Direction = Transcribe the full listing below exactly.

Material for this exercise =
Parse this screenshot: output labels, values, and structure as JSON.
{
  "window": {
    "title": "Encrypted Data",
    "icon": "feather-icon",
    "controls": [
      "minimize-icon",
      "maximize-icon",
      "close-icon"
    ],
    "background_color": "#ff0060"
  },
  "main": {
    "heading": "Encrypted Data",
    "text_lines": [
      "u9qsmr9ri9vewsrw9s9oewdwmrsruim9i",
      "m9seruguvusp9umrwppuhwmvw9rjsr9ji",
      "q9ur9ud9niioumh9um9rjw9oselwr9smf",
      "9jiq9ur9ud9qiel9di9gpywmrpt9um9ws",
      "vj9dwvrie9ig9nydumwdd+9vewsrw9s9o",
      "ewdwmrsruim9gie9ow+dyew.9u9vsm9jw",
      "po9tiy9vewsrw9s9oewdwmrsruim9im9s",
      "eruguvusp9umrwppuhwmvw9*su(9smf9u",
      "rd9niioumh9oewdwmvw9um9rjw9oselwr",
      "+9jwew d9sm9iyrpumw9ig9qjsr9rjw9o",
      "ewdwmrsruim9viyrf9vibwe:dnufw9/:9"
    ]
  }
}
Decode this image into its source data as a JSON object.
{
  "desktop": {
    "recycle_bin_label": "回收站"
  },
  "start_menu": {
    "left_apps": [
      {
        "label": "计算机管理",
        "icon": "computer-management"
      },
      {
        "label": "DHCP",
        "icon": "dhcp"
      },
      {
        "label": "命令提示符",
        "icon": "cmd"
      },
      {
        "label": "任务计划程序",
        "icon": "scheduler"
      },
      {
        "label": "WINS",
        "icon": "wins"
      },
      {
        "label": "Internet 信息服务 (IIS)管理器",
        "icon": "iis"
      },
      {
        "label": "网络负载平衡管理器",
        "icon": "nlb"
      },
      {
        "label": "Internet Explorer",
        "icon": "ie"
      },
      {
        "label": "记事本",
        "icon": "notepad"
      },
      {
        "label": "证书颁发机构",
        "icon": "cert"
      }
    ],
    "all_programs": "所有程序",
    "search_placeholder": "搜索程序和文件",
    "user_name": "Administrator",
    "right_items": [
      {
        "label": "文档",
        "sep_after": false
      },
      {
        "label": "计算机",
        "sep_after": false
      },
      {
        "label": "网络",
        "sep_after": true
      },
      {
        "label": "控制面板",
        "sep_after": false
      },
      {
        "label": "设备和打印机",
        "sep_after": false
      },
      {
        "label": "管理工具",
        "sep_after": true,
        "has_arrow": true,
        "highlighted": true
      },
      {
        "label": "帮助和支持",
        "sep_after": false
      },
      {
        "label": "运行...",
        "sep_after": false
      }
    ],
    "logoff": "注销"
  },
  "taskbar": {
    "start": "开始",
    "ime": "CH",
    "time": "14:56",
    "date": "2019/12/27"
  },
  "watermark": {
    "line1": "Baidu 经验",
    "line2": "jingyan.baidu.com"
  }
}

Full answer =
Parse this screenshot: output labels, values, and structure as JSON.
{
  "window": {
    "title": "Encrypted Data",
    "icon": "feather-icon",
    "controls": [
      "minimize-icon",
      "maximize-icon",
      "close-icon"
    ],
    "background_color": "#ff0060"
  },
  "main": {
    "heading": "Encrypted Data",
    "text_lines": [
      "u9qsmr9ri9vewsrw9s9oewdwmrsruim9i",
      "m9seruguvusp9umrwppuhwmvw9rjsr9ji",
      "q9ur9ud9niioumh9um9rjw9oselwr9smf",
      "9jiq9ur9ud9qiel9di9gpywmrpt9um9ws",
      "vj9dwvrie9ig9nydumwdd+9vewsrw9s9o",
      "ewdwmrsruim9gie9ow+dyew.9u9vsm9jw",
      "po9tiy9vewsrw9s9oewdwmrsruim9im9s",
      "eruguvusp9umrwppuhwmvw9*su(9smf9u",
      "rd9niioumh9oewdwmvw9um9rjw9oselwr",
      "+9jwew d9sm9iyrpumw9ig9qjsr9rjw9o",
      "ewdwmrsruim9viyrf9vibwe:dnufw9/:9"
    ]
  }
}
Decode this image into its source data as a JSON object.
{
  "desktop": {
    "recycle_bin_label": "回收站"
  },
  "start_menu": {
    "left_apps": [
      {
        "label": "计算机管理",
        "icon": "computer-management"
      },
      {
        "label": "DHCP",
        "icon": "dhcp"
      },
      {
        "label": "命令提示符",
        "icon": "cmd"
      },
      {
        "label": "任务计划程序",
        "icon": "scheduler"
      },
      {
        "label": "WINS",
        "icon": "wins"
      },
      {
        "label": "Internet 信息服务 (IIS)管理器",
        "icon": "iis"
      },
      {
        "label": "网络负载平衡管理器",
        "icon": "nlb"
      },
      {
        "label": "Internet Explorer",
        "icon": "ie"
      },
      {
        "label": "记事本",
        "icon": "notepad"
      },
      {
        "label": "证书颁发机构",
        "icon": "cert"
      }
    ],
    "all_programs": "所有程序",
    "search_placeholder": "搜索程序和文件",
    "user_name": "Administrator",
    "right_items": [
      {
        "label": "文档",
        "sep_after": false
      },
      {
        "label": "计算机",
        "sep_after": false
      },
      {
        "label": "网络",
        "sep_after": true
      },
      {
        "label": "控制面板",
        "sep_after": false
      },
      {
        "label": "设备和打印机",
        "sep_after": false
      },
      {
        "label": "管理工具",
        "sep_after": true,
        "has_arrow": true,
        "highlighted": true
      },
      {
        "label": "帮助和支持",
        "sep_after": false
      },
      {
        "label": "运行...",
        "sep_after": false
      }
    ],
    "logoff": "注销"
  },
  "taskbar": {
    "start": "开始",
    "ime": "CH",
    "time": "14:56",
    "date": "2019/12/27"
  },
  "watermark": {
    "line1": "Baidu 经验",
    "line2": "jingyan.baidu.com"
  }
}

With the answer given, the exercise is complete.